## TASK STATEMENT
Using the listing beneath this task, count the lines with the word "Forecast" and write only the result.

## EXCERPTED RECORDS
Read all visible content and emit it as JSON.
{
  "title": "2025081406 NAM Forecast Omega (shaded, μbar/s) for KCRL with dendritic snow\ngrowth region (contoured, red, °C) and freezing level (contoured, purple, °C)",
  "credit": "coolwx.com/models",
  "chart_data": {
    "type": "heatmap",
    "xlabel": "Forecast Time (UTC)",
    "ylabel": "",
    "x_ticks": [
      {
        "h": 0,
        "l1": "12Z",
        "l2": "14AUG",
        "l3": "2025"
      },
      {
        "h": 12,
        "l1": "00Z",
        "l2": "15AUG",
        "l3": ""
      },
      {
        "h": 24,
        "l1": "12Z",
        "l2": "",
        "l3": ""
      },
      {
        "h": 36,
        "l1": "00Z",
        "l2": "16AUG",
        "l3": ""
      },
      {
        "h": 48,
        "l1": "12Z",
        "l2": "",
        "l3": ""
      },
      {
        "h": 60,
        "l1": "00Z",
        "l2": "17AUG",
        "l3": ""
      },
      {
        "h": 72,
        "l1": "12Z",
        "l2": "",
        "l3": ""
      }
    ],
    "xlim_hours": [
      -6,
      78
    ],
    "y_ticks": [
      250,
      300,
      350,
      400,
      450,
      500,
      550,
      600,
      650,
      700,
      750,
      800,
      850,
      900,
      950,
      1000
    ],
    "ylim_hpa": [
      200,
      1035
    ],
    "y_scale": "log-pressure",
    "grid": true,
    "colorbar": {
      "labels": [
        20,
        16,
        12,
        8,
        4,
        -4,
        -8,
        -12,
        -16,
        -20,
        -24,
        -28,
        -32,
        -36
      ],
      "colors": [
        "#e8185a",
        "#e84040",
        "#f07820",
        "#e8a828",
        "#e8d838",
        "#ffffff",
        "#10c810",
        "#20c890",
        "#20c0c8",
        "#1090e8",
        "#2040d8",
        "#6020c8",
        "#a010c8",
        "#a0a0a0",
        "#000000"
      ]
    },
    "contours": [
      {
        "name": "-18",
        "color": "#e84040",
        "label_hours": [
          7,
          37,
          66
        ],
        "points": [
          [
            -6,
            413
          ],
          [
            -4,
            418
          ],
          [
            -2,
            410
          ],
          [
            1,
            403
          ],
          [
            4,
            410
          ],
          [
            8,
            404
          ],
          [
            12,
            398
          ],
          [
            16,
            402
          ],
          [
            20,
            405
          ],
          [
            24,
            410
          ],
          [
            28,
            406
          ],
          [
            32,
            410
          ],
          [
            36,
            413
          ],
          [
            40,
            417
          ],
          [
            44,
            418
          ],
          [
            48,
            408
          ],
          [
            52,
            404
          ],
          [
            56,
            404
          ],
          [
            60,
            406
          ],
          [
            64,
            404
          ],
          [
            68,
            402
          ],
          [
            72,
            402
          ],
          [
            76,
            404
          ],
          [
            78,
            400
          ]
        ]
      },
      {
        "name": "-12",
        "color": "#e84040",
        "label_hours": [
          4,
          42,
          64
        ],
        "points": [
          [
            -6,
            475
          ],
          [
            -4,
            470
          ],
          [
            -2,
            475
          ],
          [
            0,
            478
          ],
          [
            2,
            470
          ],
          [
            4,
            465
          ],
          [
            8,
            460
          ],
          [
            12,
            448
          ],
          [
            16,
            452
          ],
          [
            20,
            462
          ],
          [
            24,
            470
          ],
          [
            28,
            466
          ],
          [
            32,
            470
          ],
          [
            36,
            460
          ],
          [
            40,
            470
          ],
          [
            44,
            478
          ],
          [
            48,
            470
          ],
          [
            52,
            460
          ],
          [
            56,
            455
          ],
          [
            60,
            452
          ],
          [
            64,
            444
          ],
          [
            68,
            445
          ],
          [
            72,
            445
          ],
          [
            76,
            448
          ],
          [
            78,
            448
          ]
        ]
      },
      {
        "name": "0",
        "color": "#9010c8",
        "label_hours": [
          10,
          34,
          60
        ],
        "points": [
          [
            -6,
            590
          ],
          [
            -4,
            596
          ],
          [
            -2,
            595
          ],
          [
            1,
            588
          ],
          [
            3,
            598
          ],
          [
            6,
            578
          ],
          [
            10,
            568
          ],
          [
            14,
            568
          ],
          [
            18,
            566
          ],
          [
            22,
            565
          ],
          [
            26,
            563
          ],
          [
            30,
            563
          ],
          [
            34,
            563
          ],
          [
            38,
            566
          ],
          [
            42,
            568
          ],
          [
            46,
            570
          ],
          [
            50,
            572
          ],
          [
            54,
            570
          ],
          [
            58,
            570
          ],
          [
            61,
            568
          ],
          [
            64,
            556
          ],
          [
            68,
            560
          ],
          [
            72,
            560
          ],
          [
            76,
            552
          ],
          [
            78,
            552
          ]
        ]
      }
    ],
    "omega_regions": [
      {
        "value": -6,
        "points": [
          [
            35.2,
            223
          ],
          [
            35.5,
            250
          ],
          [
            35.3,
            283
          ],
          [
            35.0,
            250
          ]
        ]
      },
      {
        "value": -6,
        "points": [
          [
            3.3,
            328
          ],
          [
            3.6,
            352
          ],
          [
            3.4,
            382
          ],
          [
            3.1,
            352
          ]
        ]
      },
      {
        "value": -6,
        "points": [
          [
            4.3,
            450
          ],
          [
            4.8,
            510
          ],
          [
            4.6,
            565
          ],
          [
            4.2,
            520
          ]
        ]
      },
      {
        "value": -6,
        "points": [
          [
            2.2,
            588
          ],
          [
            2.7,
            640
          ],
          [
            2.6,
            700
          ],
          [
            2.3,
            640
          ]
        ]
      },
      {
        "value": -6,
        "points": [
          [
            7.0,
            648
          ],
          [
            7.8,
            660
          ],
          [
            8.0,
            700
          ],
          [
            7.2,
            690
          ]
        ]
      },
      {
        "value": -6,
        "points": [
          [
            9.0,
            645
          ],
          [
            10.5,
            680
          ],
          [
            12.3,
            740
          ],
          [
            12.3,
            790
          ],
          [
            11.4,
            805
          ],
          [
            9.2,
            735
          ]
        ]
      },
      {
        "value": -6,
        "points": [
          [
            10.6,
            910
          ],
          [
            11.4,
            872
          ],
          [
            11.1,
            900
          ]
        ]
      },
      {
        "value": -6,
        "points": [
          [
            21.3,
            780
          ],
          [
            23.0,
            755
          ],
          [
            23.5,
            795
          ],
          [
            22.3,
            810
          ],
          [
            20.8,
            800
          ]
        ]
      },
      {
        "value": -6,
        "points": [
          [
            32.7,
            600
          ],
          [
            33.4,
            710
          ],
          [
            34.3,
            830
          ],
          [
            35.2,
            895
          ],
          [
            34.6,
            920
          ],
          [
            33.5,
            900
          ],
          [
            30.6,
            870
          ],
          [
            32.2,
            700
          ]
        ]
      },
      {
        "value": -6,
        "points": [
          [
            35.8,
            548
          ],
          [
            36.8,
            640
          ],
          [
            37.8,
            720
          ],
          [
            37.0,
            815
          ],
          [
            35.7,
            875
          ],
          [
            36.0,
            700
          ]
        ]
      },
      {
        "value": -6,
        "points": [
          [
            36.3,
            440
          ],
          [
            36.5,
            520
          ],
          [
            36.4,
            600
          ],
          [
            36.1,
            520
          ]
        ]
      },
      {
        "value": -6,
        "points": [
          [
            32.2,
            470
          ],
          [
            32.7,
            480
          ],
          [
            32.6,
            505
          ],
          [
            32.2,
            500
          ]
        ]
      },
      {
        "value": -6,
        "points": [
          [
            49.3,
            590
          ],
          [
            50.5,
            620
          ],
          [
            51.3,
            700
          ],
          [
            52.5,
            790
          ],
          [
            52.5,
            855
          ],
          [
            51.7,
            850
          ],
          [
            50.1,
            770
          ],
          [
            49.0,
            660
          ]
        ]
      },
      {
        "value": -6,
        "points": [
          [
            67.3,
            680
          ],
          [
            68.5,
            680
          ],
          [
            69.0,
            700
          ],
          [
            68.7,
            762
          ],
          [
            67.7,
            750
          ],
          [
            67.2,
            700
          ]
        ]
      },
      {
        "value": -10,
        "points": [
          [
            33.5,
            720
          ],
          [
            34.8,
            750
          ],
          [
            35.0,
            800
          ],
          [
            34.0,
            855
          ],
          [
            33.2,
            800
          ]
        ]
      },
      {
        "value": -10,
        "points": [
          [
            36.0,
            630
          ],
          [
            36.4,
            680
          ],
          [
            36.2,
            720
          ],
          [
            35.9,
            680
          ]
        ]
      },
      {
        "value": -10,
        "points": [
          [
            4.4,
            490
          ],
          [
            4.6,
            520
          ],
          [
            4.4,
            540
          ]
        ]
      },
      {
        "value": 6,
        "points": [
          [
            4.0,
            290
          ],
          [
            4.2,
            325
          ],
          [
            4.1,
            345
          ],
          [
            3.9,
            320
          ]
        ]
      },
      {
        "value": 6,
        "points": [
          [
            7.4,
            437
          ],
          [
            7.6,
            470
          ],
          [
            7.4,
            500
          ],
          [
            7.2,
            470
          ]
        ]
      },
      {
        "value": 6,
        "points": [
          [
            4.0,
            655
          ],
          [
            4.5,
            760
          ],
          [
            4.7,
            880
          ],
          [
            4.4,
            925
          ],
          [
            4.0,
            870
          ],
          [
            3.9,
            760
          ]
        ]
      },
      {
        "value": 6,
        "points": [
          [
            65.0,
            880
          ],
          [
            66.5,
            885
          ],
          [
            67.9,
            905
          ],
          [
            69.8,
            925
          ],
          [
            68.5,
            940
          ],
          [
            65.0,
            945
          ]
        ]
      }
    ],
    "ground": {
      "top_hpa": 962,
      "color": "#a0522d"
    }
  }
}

## WRITTEN RESPONSE
2